Collected data entries
- - - -

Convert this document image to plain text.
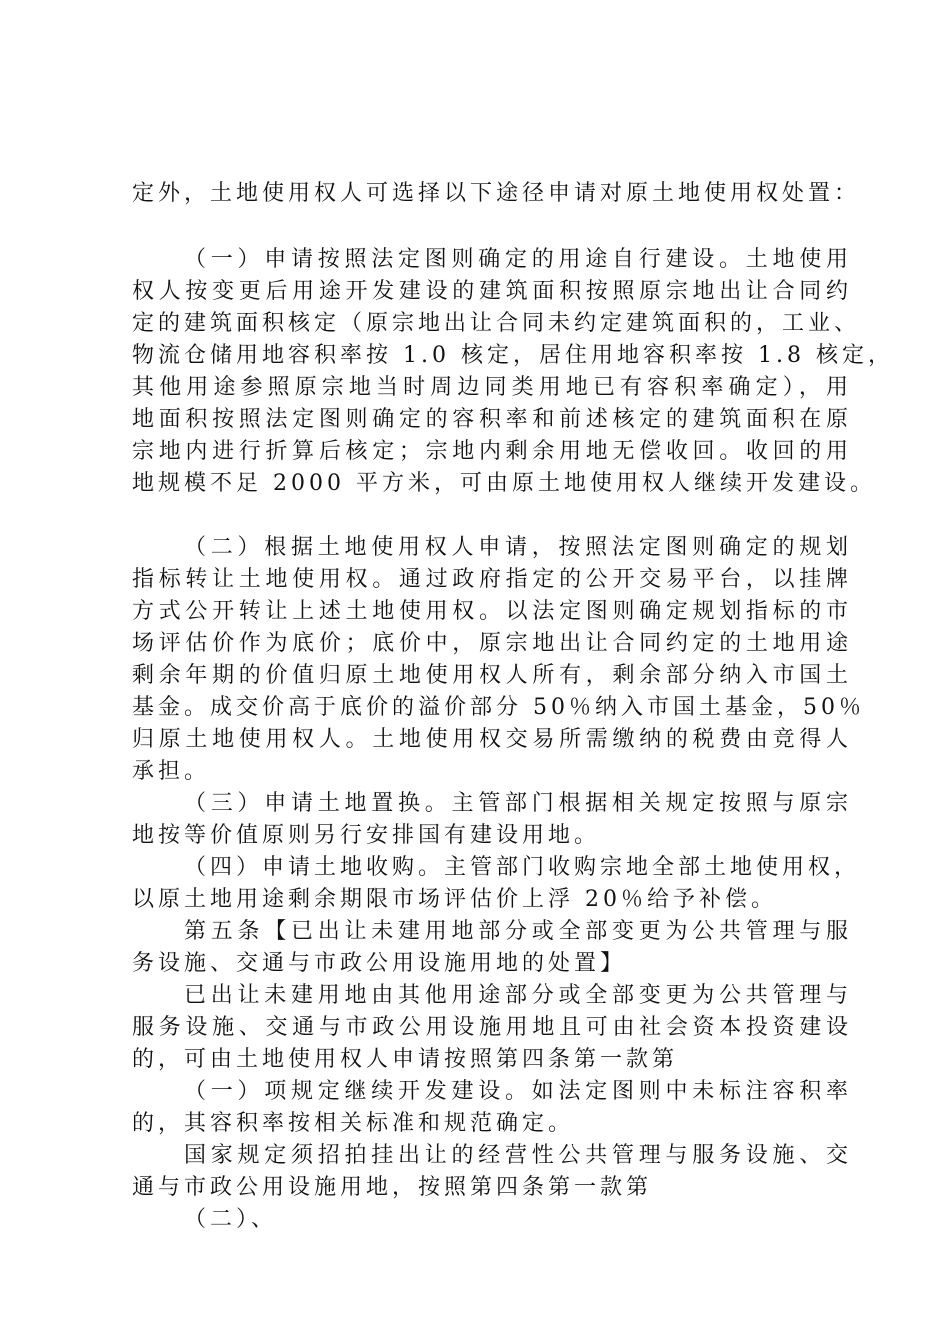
定外，土地使用权人可选择以下途径申请对原土地使用权处置：

（一）申请按照法定图则确定的用途自行建设。土地使用

权人按变更后用途开发建设的建筑面积按照原宗地出让合同约

定的建筑面积核定（原宗地出让合同未约定建筑面积的，工业、

物流仓储用地容积率按 1.0 核定，居住用地容积率按 1.8 核定，

其他用途参照原宗地当时周边同类用地已有容积率确定），用

地面积按照法定图则确定的容积率和前述核定的建筑面积在原

宗地内进行折算后核定；宗地内剩余用地无偿收回。收回的用

地规模不足 2000 平方米，可由原土地使用权人继续开发建设。

（二）根据土地使用权人申请，按照法定图则确定的规划

指标转让土地使用权。通过政府指定的公开交易平台，以挂牌

方式公开转让上述土地使用权。以法定图则确定规划指标的市

场评估价作为底价；底价中，原宗地出让合同约定的土地用途

剩余年期的价值归原土地使用权人所有，剩余部分纳入市国土

基金。成交价高于底价的溢价部分 50％纳入市国土基金，50％

归原土地使用权人。土地使用权交易所需缴纳的税费由竞得人

承担。

（三）申请土地置换。主管部门根据相关规定按照与原宗

地按等价值原则另行安排国有建设用地。

（四）申请土地收购。主管部门收购宗地全部土地使用权，

以原土地用途剩余期限市场评估价上浮 20％给予补偿。

第五条【已出让未建用地部分或全部变更为公共管理与服

务设施、交通与市政公用设施用地的处置】

已出让未建用地由其他用途部分或全部变更为公共管理与

服务设施、交通与市政公用设施用地且可由社会资本投资建设

的，可由土地使用权人申请按照第四条第一款第

（一）项规定继续开发建设。如法定图则中未标注容积率

的，其容积率按相关标准和规范确定。

国家规定须招拍挂出让的经营性公共管理与服务设施、交

通与市政公用设施用地，按照第四条第一款第

（二）、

- - - -

**Objective**
Each line in the records above should be reproduced exactly; images are not copied.

**Finished answer**
Convert this document image to plain text.
定外，土地使用权人可选择以下途径申请对原土地使用权处置：

（一）申请按照法定图则确定的用途自行建设。土地使用

权人按变更后用途开发建设的建筑面积按照原宗地出让合同约

定的建筑面积核定（原宗地出让合同未约定建筑面积的，工业、

物流仓储用地容积率按 1.0 核定，居住用地容积率按 1.8 核定，

其他用途参照原宗地当时周边同类用地已有容积率确定），用

地面积按照法定图则确定的容积率和前述核定的建筑面积在原

宗地内进行折算后核定；宗地内剩余用地无偿收回。收回的用

地规模不足 2000 平方米，可由原土地使用权人继续开发建设。

（二）根据土地使用权人申请，按照法定图则确定的规划

指标转让土地使用权。通过政府指定的公开交易平台，以挂牌

方式公开转让上述土地使用权。以法定图则确定规划指标的市

场评估价作为底价；底价中，原宗地出让合同约定的土地用途

剩余年期的价值归原土地使用权人所有，剩余部分纳入市国土

基金。成交价高于底价的溢价部分 50％纳入市国土基金，50％

归原土地使用权人。土地使用权交易所需缴纳的税费由竞得人

承担。

（三）申请土地置换。主管部门根据相关规定按照与原宗

地按等价值原则另行安排国有建设用地。

（四）申请土地收购。主管部门收购宗地全部土地使用权，

以原土地用途剩余期限市场评估价上浮 20％给予补偿。

第五条【已出让未建用地部分或全部变更为公共管理与服

务设施、交通与市政公用设施用地的处置】

已出让未建用地由其他用途部分或全部变更为公共管理与

服务设施、交通与市政公用设施用地且可由社会资本投资建设

的，可由土地使用权人申请按照第四条第一款第

（一）项规定继续开发建设。如法定图则中未标注容积率

的，其容积率按相关标准和规范确定。

国家规定须招拍挂出让的经营性公共管理与服务设施、交

通与市政公用设施用地，按照第四条第一款第

（二）、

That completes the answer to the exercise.